[Stored records]
• • •

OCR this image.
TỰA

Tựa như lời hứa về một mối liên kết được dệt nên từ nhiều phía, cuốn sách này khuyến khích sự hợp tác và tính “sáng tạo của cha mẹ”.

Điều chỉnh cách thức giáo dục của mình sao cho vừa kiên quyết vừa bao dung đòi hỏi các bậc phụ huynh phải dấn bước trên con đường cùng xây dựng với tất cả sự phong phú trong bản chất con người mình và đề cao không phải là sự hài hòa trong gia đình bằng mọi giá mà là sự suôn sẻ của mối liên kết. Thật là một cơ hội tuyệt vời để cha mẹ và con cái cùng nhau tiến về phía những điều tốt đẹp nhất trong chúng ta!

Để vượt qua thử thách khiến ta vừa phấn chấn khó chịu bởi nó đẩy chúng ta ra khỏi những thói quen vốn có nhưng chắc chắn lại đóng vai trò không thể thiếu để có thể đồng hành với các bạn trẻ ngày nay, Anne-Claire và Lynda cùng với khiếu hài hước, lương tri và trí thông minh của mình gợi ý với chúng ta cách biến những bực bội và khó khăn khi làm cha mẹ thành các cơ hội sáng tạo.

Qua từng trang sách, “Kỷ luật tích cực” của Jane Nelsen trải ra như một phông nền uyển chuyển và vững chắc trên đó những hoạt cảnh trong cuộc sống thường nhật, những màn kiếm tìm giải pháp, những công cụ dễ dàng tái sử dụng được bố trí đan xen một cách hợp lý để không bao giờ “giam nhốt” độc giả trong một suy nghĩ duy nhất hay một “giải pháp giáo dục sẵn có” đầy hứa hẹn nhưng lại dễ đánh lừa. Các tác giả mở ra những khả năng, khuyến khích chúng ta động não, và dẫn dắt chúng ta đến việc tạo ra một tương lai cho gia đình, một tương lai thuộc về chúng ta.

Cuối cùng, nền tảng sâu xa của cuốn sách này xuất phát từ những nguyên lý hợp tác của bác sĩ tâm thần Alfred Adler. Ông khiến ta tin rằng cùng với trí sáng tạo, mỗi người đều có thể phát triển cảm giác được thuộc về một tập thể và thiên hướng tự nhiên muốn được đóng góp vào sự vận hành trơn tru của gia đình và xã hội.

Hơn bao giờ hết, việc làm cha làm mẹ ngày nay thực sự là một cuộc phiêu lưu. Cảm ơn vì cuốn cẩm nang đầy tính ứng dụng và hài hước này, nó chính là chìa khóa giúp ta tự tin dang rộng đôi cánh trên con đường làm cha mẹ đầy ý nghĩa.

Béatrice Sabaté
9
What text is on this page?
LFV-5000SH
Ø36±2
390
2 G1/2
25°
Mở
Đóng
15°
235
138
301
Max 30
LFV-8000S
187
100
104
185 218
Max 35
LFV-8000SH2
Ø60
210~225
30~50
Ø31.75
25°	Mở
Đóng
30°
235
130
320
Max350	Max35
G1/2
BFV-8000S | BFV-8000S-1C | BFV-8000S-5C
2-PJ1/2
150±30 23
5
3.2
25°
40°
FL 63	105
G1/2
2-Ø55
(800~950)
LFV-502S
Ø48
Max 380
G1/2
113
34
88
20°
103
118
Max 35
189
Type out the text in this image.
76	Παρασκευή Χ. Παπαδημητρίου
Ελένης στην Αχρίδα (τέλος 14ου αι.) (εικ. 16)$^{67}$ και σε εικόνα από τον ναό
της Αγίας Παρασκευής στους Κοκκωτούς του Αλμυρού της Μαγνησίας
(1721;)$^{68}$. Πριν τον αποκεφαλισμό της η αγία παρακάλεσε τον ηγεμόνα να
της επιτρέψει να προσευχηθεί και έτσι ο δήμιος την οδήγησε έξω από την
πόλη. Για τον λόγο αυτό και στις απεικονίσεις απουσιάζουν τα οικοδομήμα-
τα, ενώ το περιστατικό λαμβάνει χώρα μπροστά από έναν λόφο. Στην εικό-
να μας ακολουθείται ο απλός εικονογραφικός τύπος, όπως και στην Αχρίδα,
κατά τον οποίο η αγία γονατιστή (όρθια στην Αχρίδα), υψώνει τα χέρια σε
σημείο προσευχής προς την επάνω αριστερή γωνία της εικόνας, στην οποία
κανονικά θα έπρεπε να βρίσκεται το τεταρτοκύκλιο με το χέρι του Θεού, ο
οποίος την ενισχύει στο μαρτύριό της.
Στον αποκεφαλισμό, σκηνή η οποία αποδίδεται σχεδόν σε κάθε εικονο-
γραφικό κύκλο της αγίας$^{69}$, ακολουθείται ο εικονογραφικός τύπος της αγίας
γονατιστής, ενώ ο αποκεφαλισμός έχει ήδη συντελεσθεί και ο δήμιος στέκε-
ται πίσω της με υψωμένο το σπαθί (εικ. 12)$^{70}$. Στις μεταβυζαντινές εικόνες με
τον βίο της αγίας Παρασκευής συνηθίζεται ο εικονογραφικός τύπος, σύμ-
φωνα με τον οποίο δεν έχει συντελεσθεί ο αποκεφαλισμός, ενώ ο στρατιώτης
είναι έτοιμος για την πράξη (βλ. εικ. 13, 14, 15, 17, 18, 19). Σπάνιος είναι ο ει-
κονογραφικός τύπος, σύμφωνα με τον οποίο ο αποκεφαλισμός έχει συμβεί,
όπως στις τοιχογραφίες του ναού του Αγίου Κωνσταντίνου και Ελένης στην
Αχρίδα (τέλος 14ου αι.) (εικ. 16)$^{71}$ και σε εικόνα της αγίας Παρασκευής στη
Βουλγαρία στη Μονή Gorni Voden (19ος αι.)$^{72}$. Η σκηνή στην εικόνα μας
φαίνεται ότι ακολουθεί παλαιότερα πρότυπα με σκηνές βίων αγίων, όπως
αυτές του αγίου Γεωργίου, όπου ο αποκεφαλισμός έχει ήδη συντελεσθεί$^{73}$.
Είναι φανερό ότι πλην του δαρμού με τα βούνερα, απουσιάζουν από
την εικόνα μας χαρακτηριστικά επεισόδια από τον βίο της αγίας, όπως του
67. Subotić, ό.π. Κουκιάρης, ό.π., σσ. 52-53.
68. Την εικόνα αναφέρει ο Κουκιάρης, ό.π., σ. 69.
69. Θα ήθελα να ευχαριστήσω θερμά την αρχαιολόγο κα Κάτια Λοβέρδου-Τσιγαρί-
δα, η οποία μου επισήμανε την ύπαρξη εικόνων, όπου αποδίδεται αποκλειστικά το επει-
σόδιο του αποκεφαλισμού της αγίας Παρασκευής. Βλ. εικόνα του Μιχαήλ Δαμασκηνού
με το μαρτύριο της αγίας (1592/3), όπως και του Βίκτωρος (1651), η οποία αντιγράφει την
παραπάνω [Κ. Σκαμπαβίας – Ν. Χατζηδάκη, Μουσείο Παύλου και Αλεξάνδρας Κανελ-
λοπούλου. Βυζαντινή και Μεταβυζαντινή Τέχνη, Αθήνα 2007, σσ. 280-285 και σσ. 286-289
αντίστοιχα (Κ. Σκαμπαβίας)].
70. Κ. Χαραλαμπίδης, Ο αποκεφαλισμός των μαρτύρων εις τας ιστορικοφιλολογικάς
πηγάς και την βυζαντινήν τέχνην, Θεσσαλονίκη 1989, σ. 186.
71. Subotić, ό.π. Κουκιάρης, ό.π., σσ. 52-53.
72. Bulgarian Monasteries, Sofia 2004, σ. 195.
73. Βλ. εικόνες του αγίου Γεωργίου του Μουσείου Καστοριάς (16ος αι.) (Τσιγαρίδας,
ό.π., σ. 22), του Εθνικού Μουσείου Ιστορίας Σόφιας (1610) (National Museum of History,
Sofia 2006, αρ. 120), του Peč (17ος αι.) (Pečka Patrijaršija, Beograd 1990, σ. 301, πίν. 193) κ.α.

• • •

*WORK TO DO:*
Copy and report every line where the word "συντελεσθεί" is present.

*COMPLETE ANSWER:*
γονατιστής, ενώ ο αποκεφαλισμός έχει ήδη συντελεσθεί και ο δήμιος στέκε-
φωνα με τον οποίο δεν έχει συντελεσθεί ο αποκεφαλισμός, ενώ ο στρατιώτης
αυτές του αγίου Γεωργίου, όπου ο αποκεφαλισμός έχει ήδη συντελεσθεί$^{73}$.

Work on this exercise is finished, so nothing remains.